(EXERCISE)
All of the data that follows should be retyped exactly, please, except the pictures.

* START TASK DATA *

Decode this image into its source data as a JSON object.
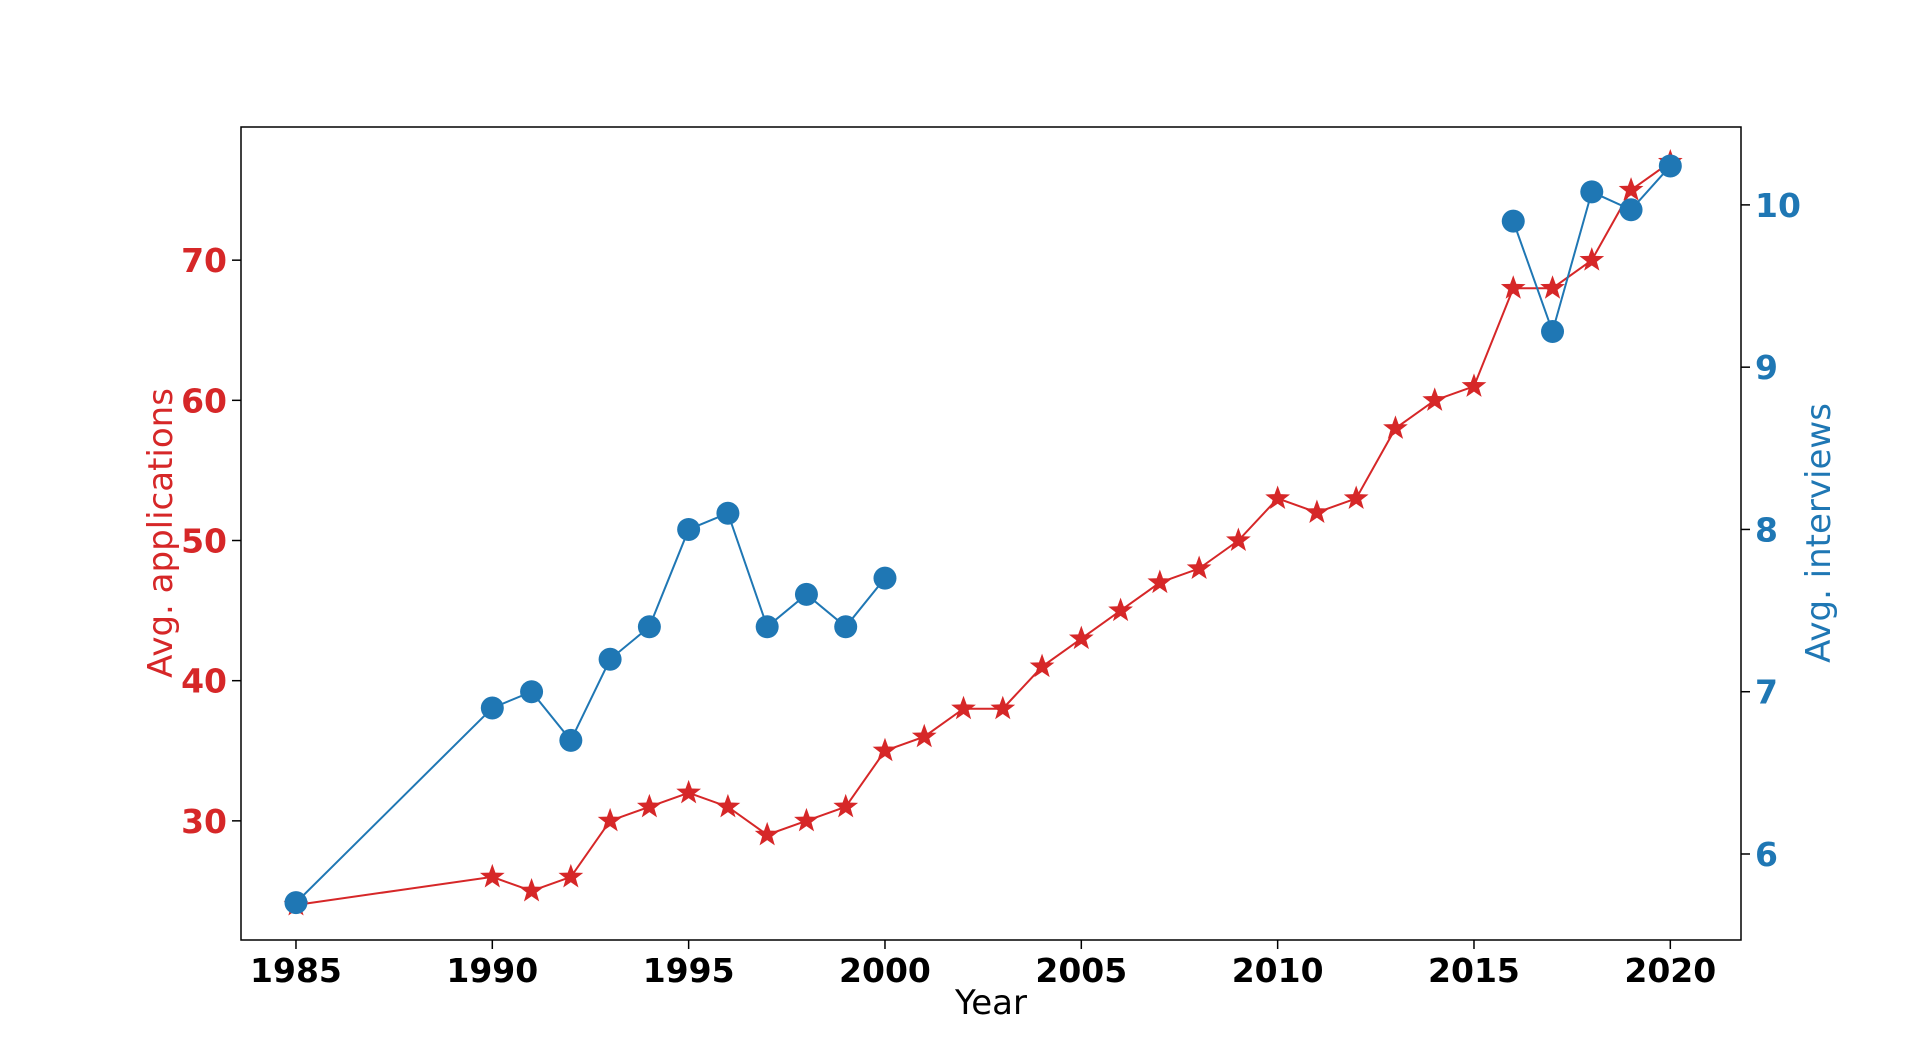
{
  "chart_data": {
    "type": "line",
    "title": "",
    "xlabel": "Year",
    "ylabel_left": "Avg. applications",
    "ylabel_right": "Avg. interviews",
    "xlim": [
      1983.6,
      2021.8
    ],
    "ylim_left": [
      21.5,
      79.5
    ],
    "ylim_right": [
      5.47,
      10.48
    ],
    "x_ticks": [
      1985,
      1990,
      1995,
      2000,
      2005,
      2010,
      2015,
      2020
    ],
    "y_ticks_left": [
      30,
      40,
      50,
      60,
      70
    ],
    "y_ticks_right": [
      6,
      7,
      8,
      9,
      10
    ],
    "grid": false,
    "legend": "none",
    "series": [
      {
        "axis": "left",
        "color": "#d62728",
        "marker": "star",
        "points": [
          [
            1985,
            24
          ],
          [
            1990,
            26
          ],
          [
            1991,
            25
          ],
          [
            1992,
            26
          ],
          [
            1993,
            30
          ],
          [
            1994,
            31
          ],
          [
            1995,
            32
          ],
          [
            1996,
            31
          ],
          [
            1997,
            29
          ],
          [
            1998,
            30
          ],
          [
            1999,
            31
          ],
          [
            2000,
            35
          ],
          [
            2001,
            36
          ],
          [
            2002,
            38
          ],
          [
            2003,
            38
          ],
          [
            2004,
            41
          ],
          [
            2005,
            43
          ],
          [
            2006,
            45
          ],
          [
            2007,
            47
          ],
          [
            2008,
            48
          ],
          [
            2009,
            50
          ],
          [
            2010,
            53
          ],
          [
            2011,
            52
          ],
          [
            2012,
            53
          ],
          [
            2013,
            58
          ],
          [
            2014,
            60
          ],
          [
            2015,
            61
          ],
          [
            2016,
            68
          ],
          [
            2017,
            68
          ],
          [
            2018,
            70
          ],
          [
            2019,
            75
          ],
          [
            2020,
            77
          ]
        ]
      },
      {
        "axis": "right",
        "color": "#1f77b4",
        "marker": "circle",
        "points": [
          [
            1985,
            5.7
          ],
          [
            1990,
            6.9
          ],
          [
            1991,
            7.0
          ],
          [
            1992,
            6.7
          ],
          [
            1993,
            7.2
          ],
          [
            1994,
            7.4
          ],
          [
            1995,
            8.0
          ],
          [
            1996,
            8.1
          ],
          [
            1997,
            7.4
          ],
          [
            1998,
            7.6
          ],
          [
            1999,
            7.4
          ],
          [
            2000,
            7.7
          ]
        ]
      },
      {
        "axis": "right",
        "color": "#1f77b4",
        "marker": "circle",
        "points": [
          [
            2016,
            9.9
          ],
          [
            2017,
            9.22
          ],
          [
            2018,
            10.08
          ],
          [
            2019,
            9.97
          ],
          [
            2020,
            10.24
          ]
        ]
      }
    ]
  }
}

* END TASK DATA *

(THE SOLUTION)
Decode this image into its source data as a JSON object.
{
  "chart_data": {
    "type": "line",
    "title": "",
    "xlabel": "Year",
    "ylabel_left": "Avg. applications",
    "ylabel_right": "Avg. interviews",
    "xlim": [
      1983.6,
      2021.8
    ],
    "ylim_left": [
      21.5,
      79.5
    ],
    "ylim_right": [
      5.47,
      10.48
    ],
    "x_ticks": [
      1985,
      1990,
      1995,
      2000,
      2005,
      2010,
      2015,
      2020
    ],
    "y_ticks_left": [
      30,
      40,
      50,
      60,
      70
    ],
    "y_ticks_right": [
      6,
      7,
      8,
      9,
      10
    ],
    "grid": false,
    "legend": "none",
    "series": [
      {
        "axis": "left",
        "color": "#d62728",
        "marker": "star",
        "points": [
          [
            1985,
            24
          ],
          [
            1990,
            26
          ],
          [
            1991,
            25
          ],
          [
            1992,
            26
          ],
          [
            1993,
            30
          ],
          [
            1994,
            31
          ],
          [
            1995,
            32
          ],
          [
            1996,
            31
          ],
          [
            1997,
            29
          ],
          [
            1998,
            30
          ],
          [
            1999,
            31
          ],
          [
            2000,
            35
          ],
          [
            2001,
            36
          ],
          [
            2002,
            38
          ],
          [
            2003,
            38
          ],
          [
            2004,
            41
          ],
          [
            2005,
            43
          ],
          [
            2006,
            45
          ],
          [
            2007,
            47
          ],
          [
            2008,
            48
          ],
          [
            2009,
            50
          ],
          [
            2010,
            53
          ],
          [
            2011,
            52
          ],
          [
            2012,
            53
          ],
          [
            2013,
            58
          ],
          [
            2014,
            60
          ],
          [
            2015,
            61
          ],
          [
            2016,
            68
          ],
          [
            2017,
            68
          ],
          [
            2018,
            70
          ],
          [
            2019,
            75
          ],
          [
            2020,
            77
          ]
        ]
      },
      {
        "axis": "right",
        "color": "#1f77b4",
        "marker": "circle",
        "points": [
          [
            1985,
            5.7
          ],
          [
            1990,
            6.9
          ],
          [
            1991,
            7.0
          ],
          [
            1992,
            6.7
          ],
          [
            1993,
            7.2
          ],
          [
            1994,
            7.4
          ],
          [
            1995,
            8.0
          ],
          [
            1996,
            8.1
          ],
          [
            1997,
            7.4
          ],
          [
            1998,
            7.6
          ],
          [
            1999,
            7.4
          ],
          [
            2000,
            7.7
          ]
        ]
      },
      {
        "axis": "right",
        "color": "#1f77b4",
        "marker": "circle",
        "points": [
          [
            2016,
            9.9
          ],
          [
            2017,
            9.22
          ],
          [
            2018,
            10.08
          ],
          [
            2019,
            9.97
          ],
          [
            2020,
            10.24
          ]
        ]
      }
    ]
  }
}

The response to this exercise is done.